__Task 1__: Please reproduce the stretch of the Skerries Lighthouse text from "The Skerries Lighthouse was" through "Morgan's heirs forever.", word for word.
__Task 2__: According to the Skerries Lighthouse text, who inherited the lighthouse in 1778?

__Reading text__:

Lighthouse in Anglesey, Wales

The Skerries Lighthouse was first lit on the highest point of the largest island in The Skerries, Isle of Anglesey after 1716. A patent for the lighthouse was subsequently obtained in 1824. The builder was William Trench, who lost his son off the rocks and died in debt in 1725. He is said to have originally been allowed a pension from the Post Office, rather than payment from shipping tolls. The Skerries Lighthouse Act 1729 (3 Geo. 2. c. 36) allowed his son-in-law, Sutton Morgan, to increase the dues charged for shipping and confirmed the patent on the light to Morgan's heirs forever.

==History==
It was rebuilt around 1759 by Morgan's heirs for about £3,000. The rebuilt lighthouse was a slightly tapering limestone tower, 6.65 m in diameter and about 8.5 m high. It was lit by a coal brazier on top of the tower. Morgan Jones, who was twice High Sheriff of Cardiganshire, inherited the lighthouse in 1778; he raised the top of the tower by 6.7 m and built an iron balcony with railings enclosing the oil-burning lantern. The lantern was glazed all around with square panes and covered by a cupola.

Trinity House took over operation of the lighthouse under the Lighthouses Act 1836 (6 & 7 Will. 4. c. 79), but not without a fight from the original owners, who wanted to protect their investment from a low takeover price. The final price paid was a little over £440,000 a reflection of the huge revenues that were accruing to the owners via shipping dues of 1d (one "old" penny, 1/240th of a pound) per ton from every commercial vessel over 5 tons entering Liverpool. Foreign ships and ships sailing in from foreign ports were liable to double this rate. The dues were payable irrespective of whether or not the vessel actually passed within the range of the light or the time of passing.

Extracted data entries

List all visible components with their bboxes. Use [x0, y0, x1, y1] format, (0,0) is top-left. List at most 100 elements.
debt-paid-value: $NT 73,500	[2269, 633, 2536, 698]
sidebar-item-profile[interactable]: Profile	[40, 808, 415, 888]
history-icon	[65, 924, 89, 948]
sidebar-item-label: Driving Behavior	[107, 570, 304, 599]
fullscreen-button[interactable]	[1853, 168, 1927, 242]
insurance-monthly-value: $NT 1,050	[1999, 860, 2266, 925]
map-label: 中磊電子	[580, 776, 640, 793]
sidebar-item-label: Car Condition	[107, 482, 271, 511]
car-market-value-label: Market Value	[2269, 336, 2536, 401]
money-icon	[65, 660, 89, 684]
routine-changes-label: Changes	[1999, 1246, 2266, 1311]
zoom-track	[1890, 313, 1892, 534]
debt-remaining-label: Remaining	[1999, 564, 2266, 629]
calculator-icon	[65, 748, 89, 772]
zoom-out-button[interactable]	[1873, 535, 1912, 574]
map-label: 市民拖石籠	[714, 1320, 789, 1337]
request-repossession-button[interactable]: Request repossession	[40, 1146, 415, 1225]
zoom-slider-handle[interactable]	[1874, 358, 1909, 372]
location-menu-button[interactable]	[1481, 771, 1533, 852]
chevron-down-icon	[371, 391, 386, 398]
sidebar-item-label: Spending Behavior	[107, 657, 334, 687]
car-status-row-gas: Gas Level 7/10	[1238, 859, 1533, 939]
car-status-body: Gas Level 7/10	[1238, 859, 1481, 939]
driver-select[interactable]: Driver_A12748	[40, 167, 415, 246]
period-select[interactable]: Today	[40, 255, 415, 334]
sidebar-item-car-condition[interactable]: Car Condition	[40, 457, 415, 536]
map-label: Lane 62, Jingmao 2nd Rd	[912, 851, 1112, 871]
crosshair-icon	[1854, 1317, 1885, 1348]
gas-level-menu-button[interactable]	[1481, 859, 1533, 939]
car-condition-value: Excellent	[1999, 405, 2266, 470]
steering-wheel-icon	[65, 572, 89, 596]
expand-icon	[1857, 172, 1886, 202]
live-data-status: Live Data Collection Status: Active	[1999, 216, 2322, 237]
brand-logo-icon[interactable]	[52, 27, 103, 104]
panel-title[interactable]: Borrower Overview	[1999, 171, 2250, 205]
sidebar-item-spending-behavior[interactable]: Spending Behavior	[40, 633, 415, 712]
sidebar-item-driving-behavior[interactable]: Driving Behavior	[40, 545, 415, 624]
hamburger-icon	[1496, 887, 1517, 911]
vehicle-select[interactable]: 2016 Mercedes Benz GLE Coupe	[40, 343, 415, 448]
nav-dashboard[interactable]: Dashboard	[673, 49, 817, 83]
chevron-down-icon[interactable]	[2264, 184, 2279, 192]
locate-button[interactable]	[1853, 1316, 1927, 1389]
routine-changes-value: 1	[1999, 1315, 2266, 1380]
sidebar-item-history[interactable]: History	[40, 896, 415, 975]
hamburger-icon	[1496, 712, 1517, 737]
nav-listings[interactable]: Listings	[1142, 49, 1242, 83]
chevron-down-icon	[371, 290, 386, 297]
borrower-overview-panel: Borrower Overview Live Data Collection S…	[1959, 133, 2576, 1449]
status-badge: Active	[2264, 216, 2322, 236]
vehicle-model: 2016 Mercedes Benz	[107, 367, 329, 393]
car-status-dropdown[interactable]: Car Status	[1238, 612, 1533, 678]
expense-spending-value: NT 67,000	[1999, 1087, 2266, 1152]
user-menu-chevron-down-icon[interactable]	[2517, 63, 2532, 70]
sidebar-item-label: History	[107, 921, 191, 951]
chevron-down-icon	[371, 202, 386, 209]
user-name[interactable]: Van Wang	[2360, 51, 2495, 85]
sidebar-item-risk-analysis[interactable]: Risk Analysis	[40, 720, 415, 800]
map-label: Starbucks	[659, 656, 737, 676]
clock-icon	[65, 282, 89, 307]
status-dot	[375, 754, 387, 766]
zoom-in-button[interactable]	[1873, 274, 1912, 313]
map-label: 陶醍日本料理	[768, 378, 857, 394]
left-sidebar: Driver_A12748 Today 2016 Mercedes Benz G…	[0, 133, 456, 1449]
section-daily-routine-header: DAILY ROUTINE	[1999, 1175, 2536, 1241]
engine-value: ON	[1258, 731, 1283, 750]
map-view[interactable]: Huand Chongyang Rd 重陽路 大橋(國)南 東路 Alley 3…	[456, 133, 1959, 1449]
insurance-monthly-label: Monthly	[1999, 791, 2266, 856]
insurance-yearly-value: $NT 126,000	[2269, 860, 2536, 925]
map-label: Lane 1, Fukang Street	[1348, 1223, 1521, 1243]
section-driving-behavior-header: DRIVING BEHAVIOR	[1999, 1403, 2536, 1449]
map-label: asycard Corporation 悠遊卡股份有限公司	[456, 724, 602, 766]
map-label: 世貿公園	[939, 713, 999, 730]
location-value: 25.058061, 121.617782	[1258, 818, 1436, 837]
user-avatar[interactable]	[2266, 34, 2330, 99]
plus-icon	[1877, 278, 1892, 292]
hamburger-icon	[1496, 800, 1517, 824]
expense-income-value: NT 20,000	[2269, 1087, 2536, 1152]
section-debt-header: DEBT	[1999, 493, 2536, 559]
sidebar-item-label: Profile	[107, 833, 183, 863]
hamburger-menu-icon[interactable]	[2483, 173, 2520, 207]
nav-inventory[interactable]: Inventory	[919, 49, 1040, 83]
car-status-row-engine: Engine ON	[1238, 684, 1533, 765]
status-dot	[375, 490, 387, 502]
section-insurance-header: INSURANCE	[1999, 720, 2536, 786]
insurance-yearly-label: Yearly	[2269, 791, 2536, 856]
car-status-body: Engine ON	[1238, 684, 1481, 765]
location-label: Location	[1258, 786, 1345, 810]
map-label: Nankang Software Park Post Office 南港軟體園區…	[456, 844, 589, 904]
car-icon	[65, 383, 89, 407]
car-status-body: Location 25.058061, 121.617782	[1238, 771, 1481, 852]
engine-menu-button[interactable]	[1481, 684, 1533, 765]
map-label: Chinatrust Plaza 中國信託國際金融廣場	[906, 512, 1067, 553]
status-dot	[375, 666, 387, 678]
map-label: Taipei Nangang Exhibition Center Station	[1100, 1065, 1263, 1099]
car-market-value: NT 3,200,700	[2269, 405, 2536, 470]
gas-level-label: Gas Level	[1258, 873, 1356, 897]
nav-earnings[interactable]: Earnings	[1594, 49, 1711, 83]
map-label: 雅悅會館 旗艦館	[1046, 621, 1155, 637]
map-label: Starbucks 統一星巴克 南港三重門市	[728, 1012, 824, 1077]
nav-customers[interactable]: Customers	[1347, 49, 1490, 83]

__Problem solution 1__:
The Skerries Lighthouse was first lit on the highest point of the largest island in The Skerries, Isle of Anglesey after 1716. A patent for the lighthouse was subsequently obtained in 1824. The builder was William Trench, who lost his son off the rocks and died in debt in 1725. He is said to have originally been allowed a pension from the Post Office, rather than payment from shipping tolls. The Skerries Lighthouse Act 1729 (3 Geo. 2. c. 36) allowed his son-in-law, Sutton Morgan, to increase the dues charged for shipping and confirmed the patent on the light to Morgan's heirs forever.

__Problem solution 2__: Morgan Jones